■ **What to do**
Identify the lines that contain the string "nafaqat", then copy each of them.

* begin Provided entries *

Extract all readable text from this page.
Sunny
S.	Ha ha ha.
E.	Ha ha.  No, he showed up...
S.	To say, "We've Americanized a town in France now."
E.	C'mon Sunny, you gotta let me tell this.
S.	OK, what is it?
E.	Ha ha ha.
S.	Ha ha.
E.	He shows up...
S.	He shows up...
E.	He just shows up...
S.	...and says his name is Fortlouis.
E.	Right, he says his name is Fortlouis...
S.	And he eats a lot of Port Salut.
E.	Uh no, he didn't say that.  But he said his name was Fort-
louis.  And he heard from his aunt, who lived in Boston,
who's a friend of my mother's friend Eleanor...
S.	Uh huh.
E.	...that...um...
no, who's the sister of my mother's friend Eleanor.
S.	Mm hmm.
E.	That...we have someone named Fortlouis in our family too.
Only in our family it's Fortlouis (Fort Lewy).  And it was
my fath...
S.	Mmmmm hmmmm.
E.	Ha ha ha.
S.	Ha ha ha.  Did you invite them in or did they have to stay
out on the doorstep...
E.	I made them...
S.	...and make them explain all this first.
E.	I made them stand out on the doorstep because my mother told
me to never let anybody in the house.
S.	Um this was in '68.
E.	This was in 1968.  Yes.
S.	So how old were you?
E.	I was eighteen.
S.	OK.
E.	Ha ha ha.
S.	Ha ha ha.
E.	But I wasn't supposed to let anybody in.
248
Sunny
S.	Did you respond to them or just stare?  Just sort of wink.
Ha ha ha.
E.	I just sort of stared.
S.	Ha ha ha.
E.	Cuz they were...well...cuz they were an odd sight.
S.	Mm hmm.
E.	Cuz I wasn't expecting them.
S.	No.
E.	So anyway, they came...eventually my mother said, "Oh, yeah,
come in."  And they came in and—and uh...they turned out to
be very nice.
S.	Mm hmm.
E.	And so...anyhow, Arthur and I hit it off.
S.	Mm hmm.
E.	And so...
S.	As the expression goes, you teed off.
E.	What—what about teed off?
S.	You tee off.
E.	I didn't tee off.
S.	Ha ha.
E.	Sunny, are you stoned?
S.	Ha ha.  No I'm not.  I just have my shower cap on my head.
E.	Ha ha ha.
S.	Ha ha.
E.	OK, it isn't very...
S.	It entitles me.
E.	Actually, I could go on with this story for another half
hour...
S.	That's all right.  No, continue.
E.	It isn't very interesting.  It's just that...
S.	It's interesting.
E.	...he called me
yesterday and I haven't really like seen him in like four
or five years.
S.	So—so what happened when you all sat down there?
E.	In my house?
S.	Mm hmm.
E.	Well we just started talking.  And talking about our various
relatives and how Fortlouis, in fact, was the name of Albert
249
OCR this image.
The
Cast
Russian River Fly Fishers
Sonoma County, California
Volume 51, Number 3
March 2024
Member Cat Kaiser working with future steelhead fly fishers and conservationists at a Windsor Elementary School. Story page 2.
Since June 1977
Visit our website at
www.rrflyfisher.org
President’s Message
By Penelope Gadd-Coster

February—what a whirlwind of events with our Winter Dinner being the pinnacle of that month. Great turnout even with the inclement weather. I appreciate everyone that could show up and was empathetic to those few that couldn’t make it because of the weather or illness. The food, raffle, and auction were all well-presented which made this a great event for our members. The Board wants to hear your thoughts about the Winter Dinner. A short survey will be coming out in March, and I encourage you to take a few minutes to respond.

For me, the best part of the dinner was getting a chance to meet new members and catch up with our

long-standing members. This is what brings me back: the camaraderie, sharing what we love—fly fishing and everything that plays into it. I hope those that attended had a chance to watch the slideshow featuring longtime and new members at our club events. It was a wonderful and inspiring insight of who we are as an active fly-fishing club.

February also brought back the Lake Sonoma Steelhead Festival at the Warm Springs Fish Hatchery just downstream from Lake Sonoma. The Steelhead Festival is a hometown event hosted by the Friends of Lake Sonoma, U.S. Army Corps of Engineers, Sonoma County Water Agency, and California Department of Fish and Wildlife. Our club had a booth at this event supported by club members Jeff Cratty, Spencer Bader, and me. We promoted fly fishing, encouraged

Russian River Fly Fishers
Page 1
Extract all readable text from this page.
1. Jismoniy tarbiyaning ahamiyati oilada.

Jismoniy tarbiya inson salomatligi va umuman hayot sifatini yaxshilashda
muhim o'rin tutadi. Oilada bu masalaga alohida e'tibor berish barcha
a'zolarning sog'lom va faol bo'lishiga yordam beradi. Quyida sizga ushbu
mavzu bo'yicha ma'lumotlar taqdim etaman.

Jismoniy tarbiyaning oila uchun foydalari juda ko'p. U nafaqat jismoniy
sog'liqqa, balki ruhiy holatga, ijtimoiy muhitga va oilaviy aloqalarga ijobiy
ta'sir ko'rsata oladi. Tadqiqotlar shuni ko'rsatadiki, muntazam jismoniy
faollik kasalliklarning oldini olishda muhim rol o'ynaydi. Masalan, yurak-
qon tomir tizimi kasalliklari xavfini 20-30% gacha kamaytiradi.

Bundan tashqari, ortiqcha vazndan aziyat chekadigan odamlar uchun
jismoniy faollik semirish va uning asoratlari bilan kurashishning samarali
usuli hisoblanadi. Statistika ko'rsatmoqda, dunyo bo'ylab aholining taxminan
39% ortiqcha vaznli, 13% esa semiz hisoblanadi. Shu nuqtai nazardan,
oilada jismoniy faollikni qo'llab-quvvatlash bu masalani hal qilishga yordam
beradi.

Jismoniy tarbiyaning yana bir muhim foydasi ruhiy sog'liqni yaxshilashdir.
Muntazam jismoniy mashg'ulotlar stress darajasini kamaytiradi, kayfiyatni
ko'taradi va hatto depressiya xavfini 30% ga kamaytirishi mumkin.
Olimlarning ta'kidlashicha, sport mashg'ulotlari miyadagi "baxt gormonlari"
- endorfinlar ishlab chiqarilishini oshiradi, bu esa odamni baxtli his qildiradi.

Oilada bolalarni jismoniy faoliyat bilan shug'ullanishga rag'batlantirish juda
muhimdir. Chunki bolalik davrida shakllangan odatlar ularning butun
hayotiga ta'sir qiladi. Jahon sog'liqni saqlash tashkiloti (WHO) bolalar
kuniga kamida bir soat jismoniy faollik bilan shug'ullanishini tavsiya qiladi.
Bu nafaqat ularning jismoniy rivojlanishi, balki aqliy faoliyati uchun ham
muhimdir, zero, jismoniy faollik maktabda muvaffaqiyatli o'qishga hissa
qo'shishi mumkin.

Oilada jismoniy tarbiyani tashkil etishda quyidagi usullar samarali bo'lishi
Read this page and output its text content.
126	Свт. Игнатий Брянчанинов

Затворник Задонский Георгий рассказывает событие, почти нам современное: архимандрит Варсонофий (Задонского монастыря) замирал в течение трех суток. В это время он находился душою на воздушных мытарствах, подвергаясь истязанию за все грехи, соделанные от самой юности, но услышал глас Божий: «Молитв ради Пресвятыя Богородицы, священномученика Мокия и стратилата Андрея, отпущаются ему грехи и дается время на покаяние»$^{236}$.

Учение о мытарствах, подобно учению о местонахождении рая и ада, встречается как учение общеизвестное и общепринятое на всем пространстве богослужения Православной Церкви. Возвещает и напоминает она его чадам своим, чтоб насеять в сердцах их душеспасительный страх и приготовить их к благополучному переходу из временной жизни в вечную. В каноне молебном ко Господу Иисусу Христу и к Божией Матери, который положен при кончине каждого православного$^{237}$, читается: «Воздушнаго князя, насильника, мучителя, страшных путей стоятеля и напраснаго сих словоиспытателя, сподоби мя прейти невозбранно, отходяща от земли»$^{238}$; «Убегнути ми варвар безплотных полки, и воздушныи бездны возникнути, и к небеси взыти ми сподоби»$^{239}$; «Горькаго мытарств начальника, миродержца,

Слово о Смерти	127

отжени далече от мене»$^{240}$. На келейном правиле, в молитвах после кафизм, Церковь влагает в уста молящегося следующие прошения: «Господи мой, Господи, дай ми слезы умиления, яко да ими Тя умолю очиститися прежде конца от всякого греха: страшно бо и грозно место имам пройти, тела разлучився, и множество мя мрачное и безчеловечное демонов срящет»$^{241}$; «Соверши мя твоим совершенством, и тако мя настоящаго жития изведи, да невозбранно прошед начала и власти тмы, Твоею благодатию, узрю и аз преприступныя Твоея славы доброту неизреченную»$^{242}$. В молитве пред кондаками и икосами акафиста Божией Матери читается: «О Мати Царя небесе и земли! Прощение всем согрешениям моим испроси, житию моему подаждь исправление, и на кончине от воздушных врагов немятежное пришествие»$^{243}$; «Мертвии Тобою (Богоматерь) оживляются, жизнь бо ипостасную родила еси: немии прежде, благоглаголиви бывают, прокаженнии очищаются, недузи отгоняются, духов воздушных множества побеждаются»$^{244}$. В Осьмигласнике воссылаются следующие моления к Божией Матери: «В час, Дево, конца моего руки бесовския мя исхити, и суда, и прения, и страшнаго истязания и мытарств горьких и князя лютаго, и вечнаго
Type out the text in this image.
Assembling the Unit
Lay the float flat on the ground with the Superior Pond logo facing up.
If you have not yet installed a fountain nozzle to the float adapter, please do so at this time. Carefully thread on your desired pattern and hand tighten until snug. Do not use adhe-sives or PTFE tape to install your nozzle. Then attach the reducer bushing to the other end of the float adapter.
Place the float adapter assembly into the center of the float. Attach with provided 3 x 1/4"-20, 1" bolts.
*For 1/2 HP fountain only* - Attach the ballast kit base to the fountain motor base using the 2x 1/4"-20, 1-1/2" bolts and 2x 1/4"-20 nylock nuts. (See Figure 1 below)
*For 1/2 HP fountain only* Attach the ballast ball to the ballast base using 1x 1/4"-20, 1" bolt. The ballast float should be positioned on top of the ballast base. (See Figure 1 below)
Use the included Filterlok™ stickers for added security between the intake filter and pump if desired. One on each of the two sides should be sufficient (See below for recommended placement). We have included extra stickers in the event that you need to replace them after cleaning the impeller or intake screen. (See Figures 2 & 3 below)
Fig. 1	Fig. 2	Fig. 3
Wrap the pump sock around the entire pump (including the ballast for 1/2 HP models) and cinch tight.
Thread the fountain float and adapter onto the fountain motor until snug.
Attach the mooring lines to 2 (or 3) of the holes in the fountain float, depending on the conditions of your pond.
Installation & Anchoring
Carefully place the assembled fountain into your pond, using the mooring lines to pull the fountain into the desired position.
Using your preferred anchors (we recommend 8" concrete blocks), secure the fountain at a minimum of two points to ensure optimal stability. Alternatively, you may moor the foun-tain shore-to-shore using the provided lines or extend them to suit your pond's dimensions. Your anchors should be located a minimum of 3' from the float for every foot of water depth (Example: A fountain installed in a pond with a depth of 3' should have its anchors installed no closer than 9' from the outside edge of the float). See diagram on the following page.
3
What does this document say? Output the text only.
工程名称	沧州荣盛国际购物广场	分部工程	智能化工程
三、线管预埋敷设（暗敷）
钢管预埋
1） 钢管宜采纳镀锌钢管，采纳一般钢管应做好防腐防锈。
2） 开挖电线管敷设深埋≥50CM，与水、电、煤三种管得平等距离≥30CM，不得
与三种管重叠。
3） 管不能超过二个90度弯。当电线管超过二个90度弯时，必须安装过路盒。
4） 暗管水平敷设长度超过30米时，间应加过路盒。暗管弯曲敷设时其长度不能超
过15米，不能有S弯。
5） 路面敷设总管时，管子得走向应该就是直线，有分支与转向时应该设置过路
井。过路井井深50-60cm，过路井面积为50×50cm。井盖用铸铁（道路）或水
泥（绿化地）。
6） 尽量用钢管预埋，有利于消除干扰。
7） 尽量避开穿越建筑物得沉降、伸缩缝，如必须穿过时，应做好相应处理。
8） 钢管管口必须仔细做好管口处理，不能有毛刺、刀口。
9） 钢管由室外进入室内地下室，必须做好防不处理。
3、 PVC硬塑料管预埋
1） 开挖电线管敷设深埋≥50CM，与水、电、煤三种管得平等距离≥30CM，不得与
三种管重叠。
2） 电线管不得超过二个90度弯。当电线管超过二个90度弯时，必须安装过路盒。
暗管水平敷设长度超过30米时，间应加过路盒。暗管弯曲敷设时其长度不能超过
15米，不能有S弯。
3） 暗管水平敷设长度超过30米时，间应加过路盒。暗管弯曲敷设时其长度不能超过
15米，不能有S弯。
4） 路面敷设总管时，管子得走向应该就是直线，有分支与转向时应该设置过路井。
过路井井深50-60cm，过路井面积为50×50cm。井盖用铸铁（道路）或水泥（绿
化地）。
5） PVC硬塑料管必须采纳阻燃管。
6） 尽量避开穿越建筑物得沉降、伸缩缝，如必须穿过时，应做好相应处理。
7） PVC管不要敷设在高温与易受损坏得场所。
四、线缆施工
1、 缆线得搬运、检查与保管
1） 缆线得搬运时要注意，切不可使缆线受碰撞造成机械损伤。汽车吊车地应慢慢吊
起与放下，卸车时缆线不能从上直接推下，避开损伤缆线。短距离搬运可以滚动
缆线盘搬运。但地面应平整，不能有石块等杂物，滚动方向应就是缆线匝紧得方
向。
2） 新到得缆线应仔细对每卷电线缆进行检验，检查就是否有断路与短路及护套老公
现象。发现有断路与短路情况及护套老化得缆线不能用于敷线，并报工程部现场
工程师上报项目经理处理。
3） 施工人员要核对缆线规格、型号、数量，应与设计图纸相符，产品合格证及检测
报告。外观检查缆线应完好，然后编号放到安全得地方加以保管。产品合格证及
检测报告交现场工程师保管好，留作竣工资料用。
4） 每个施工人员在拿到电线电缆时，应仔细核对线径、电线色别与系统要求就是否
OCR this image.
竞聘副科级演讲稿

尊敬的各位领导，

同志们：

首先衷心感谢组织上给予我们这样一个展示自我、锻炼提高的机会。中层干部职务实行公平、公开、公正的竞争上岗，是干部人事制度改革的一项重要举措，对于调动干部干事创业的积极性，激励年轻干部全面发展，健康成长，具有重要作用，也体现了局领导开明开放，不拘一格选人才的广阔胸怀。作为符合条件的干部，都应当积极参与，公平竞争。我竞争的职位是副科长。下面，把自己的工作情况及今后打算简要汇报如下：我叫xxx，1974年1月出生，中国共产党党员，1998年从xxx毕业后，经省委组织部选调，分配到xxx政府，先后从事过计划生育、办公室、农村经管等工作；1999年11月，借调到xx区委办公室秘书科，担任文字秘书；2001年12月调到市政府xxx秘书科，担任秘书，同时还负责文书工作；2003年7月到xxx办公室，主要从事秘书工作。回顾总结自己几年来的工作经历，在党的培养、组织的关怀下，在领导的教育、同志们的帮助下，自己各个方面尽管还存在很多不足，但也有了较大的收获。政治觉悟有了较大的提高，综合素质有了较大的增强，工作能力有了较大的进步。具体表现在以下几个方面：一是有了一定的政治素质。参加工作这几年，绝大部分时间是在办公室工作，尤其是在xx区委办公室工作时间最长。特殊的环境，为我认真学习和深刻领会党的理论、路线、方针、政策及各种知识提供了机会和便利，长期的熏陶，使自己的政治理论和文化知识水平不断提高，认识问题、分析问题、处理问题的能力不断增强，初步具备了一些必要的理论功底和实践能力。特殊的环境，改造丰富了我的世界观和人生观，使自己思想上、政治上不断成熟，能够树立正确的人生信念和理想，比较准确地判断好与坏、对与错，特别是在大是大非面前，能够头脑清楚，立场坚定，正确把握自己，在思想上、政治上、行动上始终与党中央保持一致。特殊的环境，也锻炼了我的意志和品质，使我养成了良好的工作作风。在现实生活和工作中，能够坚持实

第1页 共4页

* end Provided entries *

■ **Full output**
Jismoniy tarbiyaning oila uchun foydalari juda ko'p. U nafaqat jismoniy
Bu nafaqat ularning jismoniy rivojlanishi, balki aqliy faoliyati uchun ham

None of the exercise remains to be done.